Type out the complete listing below word for word, without its pictures.

Exercise inputs
================

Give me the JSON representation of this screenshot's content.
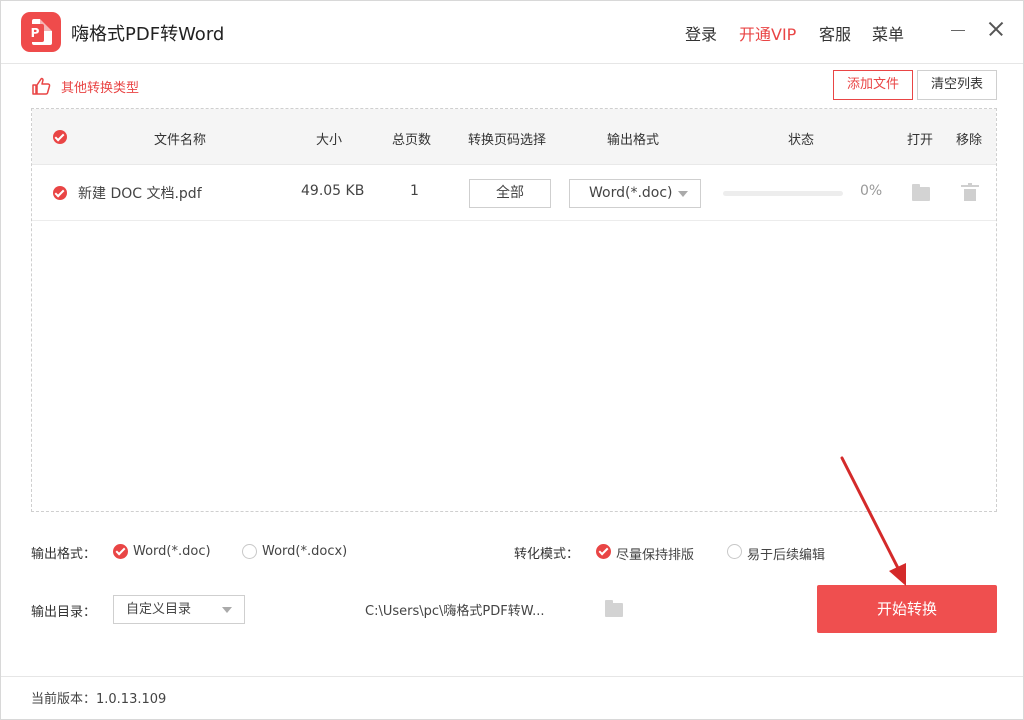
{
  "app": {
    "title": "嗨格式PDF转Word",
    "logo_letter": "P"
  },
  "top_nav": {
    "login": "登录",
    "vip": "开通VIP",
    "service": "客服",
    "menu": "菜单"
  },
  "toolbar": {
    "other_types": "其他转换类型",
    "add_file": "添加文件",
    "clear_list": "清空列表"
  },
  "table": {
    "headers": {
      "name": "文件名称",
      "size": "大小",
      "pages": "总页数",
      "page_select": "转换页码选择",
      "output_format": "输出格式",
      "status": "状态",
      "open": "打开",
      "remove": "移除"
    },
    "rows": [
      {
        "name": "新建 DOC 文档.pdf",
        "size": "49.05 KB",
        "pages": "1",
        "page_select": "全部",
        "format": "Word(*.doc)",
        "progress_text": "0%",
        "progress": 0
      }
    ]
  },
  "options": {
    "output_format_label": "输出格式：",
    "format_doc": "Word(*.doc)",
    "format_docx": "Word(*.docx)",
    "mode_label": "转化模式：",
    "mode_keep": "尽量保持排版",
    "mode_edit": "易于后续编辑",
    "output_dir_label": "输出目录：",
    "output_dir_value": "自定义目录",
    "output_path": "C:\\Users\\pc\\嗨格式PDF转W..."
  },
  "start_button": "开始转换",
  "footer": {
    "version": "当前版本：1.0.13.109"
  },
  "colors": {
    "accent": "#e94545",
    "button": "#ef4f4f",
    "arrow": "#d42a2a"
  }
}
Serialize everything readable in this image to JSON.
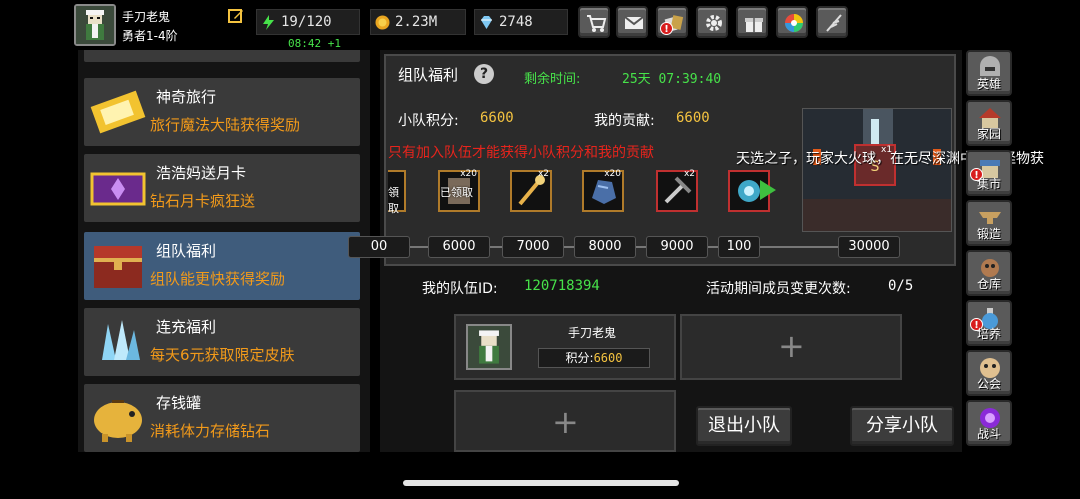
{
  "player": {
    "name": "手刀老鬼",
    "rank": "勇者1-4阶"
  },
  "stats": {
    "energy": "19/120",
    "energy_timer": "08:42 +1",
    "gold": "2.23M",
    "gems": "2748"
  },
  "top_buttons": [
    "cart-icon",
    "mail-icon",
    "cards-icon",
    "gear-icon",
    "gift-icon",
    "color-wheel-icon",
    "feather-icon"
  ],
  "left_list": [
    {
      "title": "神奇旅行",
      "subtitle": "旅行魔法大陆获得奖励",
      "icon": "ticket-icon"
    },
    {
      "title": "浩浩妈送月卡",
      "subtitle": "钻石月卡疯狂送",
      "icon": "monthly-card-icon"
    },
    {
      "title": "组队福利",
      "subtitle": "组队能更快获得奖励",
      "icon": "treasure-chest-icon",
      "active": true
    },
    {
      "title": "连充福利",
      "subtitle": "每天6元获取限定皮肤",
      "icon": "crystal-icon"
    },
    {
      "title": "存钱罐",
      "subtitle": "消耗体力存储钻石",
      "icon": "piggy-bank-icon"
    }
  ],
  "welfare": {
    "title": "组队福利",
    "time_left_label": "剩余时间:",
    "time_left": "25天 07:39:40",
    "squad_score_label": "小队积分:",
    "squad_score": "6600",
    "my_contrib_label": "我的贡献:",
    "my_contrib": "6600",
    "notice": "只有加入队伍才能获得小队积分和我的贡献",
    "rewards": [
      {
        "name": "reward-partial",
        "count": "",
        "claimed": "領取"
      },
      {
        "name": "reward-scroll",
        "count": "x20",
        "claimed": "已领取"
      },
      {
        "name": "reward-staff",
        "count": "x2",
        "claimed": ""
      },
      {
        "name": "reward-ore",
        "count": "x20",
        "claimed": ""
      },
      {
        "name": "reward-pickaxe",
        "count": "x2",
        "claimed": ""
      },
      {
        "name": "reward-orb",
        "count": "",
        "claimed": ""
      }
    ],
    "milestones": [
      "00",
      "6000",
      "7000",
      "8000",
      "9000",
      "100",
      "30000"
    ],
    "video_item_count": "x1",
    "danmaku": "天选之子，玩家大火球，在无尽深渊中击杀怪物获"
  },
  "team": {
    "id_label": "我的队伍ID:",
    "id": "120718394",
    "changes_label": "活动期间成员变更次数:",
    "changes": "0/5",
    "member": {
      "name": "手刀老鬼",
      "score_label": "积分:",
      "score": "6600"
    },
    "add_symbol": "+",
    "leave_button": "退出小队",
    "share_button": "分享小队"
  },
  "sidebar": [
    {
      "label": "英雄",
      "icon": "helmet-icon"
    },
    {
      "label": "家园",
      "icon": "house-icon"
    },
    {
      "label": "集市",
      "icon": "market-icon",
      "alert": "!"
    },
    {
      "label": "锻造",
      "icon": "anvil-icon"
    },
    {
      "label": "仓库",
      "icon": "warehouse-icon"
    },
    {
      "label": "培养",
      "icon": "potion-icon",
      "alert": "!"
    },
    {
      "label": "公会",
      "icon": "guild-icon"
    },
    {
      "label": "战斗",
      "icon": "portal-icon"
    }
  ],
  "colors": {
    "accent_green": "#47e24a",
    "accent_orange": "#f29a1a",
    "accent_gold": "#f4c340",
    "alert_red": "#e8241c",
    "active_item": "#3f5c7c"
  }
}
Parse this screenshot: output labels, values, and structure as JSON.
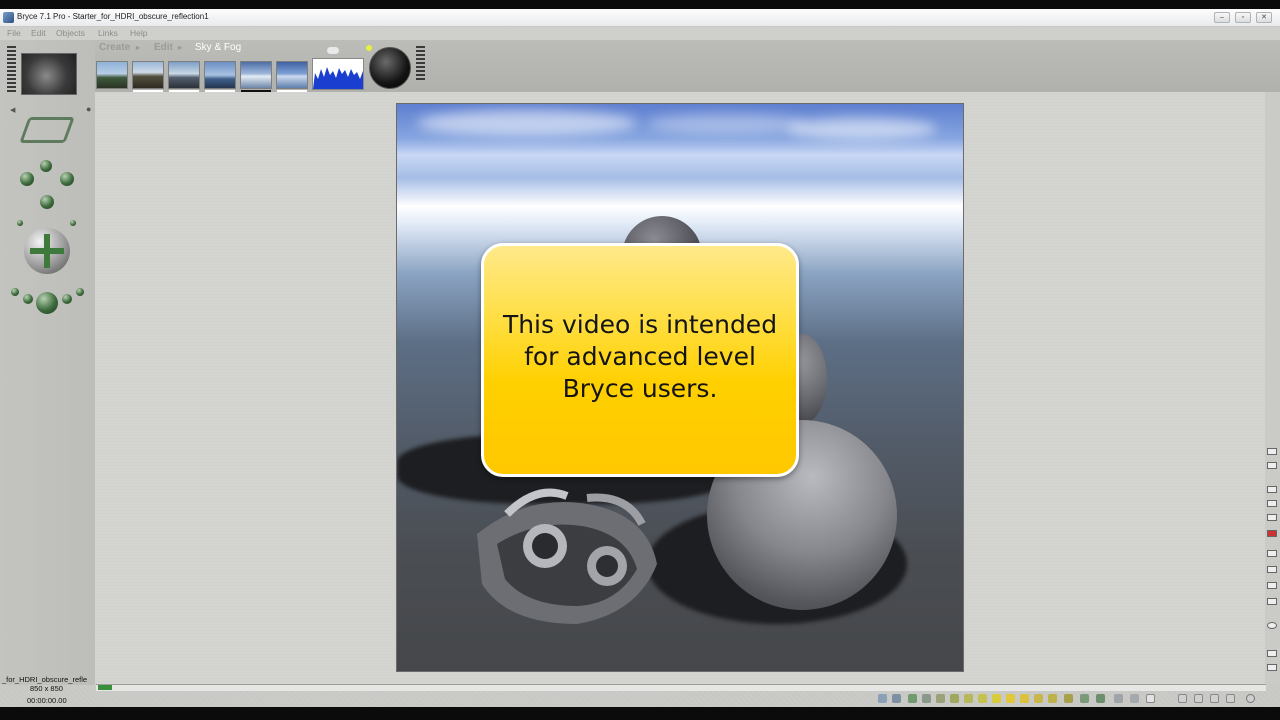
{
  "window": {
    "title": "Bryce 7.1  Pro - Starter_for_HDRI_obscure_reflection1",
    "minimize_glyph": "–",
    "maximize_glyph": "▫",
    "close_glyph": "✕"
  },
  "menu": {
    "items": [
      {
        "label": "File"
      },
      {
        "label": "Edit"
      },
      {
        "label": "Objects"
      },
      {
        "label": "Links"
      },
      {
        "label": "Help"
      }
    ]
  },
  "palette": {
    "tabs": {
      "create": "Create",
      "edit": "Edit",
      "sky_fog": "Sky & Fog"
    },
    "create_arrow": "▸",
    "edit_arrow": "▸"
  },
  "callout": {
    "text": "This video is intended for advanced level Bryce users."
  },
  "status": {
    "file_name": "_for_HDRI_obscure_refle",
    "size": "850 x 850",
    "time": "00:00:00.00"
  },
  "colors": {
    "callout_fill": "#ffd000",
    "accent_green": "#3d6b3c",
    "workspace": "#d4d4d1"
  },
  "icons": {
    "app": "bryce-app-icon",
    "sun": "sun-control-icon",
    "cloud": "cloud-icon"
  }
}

================

Solution for this exercise
Give me the JSON representation of this screenshot's content.
{
  "app": {
    "title": "嗨格式PDF转Word",
    "logo_letter": "P"
  },
  "top_nav": {
    "login": "登录",
    "vip": "开通VIP",
    "service": "客服",
    "menu": "菜单"
  },
  "toolbar": {
    "other_types": "其他转换类型",
    "add_file": "添加文件",
    "clear_list": "清空列表"
  },
  "table": {
    "headers": {
      "name": "文件名称",
      "size": "大小",
      "pages": "总页数",
      "page_select": "转换页码选择",
      "output_format": "输出格式",
      "status": "状态",
      "open": "打开",
      "remove": "移除"
    },
    "rows": [
      {
        "name": "新建 DOC 文档.pdf",
        "size": "49.05 KB",
        "pages": "1",
        "page_select": "全部",
        "format": "Word(*.doc)",
        "progress_text": "0%",
        "progress": 0
      }
    ]
  },
  "options": {
    "output_format_label": "输出格式：",
    "format_doc": "Word(*.doc)",
    "format_docx": "Word(*.docx)",
    "mode_label": "转化模式：",
    "mode_keep": "尽量保持排版",
    "mode_edit": "易于后续编辑",
    "output_dir_label": "输出目录：",
    "output_dir_value": "自定义目录",
    "output_path": "C:\\Users\\pc\\嗨格式PDF转W..."
  },
  "start_button": "开始转换",
  "footer": {
    "version": "当前版本：1.0.13.109"
  },
  "colors": {
    "accent": "#e94545",
    "button": "#ef4f4f",
    "arrow": "#d42a2a"
  }
}
Serialize everything readable in this image to JSON.
{
  "player": {
    "name": "手刀老鬼",
    "rank": "勇者1-4阶"
  },
  "stats": {
    "energy": "19/120",
    "energy_timer": "08:42 +1",
    "gold": "2.23M",
    "gems": "2748"
  },
  "top_buttons": [
    "cart-icon",
    "mail-icon",
    "cards-icon",
    "gear-icon",
    "gift-icon",
    "color-wheel-icon",
    "feather-icon"
  ],
  "left_list": [
    {
      "title": "神奇旅行",
      "subtitle": "旅行魔法大陆获得奖励",
      "icon": "ticket-icon"
    },
    {
      "title": "浩浩妈送月卡",
      "subtitle": "钻石月卡疯狂送",
      "icon": "monthly-card-icon"
    },
    {
      "title": "组队福利",
      "subtitle": "组队能更快获得奖励",
      "icon": "treasure-chest-icon",
      "active": true
    },
    {
      "title": "连充福利",
      "subtitle": "每天6元获取限定皮肤",
      "icon": "crystal-icon"
    },
    {
      "title": "存钱罐",
      "subtitle": "消耗体力存储钻石",
      "icon": "piggy-bank-icon"
    }
  ],
  "welfare": {
    "title": "组队福利",
    "time_left_label": "剩余时间:",
    "time_left": "25天 07:39:40",
    "squad_score_label": "小队积分:",
    "squad_score": "6600",
    "my_contrib_label": "我的贡献:",
    "my_contrib": "6600",
    "notice": "只有加入队伍才能获得小队积分和我的贡献",
    "rewards": [
      {
        "name": "reward-partial",
        "count": "",
        "claimed": "領取"
      },
      {
        "name": "reward-scroll",
        "count": "x20",
        "claimed": "已领取"
      },
      {
        "name": "reward-staff",
        "count": "x2",
        "claimed": ""
      },
      {
        "name": "reward-ore",
        "count": "x20",
        "claimed": ""
      },
      {
        "name": "reward-pickaxe",
        "count": "x2",
        "claimed": ""
      },
      {
        "name": "reward-orb",
        "count": "",
        "claimed": ""
      }
    ],
    "milestones": [
      "00",
      "6000",
      "7000",
      "8000",
      "9000",
      "100",
      "30000"
    ],
    "video_item_count": "x1",
    "danmaku": "天选之子，玩家大火球，在无尽深渊中击杀怪物获"
  },
  "team": {
    "id_label": "我的队伍ID:",
    "id": "120718394",
    "changes_label": "活动期间成员变更次数:",
    "changes": "0/5",
    "member": {
      "name": "手刀老鬼",
      "score_label": "积分:",
      "score": "6600"
    },
    "add_symbol": "+",
    "leave_button": "退出小队",
    "share_button": "分享小队"
  },
  "sidebar": [
    {
      "label": "英雄",
      "icon": "helmet-icon"
    },
    {
      "label": "家园",
      "icon": "house-icon"
    },
    {
      "label": "集市",
      "icon": "market-icon",
      "alert": "!"
    },
    {
      "label": "锻造",
      "icon": "anvil-icon"
    },
    {
      "label": "仓库",
      "icon": "warehouse-icon"
    },
    {
      "label": "培养",
      "icon": "potion-icon",
      "alert": "!"
    },
    {
      "label": "公会",
      "icon": "guild-icon"
    },
    {
      "label": "战斗",
      "icon": "portal-icon"
    }
  ],
  "colors": {
    "accent_green": "#47e24a",
    "accent_orange": "#f29a1a",
    "accent_gold": "#f4c340",
    "alert_red": "#e8241c",
    "active_item": "#3f5c7c"
  }
}
Parse this screenshot: output labels, values, and structure as JSON.
{
  "window": {
    "title": "Bryce 7.1  Pro - Starter_for_HDRI_obscure_reflection1",
    "minimize_glyph": "–",
    "maximize_glyph": "▫",
    "close_glyph": "✕"
  },
  "menu": {
    "items": [
      {
        "label": "File"
      },
      {
        "label": "Edit"
      },
      {
        "label": "Objects"
      },
      {
        "label": "Links"
      },
      {
        "label": "Help"
      }
    ]
  },
  "palette": {
    "tabs": {
      "create": "Create",
      "edit": "Edit",
      "sky_fog": "Sky & Fog"
    },
    "create_arrow": "▸",
    "edit_arrow": "▸"
  },
  "callout": {
    "text": "This video is intended for advanced level Bryce users."
  },
  "status": {
    "file_name": "_for_HDRI_obscure_refle",
    "size": "850 x 850",
    "time": "00:00:00.00"
  },
  "colors": {
    "callout_fill": "#ffd000",
    "accent_green": "#3d6b3c",
    "workspace": "#d4d4d1"
  },
  "icons": {
    "app": "bryce-app-icon",
    "sun": "sun-control-icon",
    "cloud": "cloud-icon"
  }
}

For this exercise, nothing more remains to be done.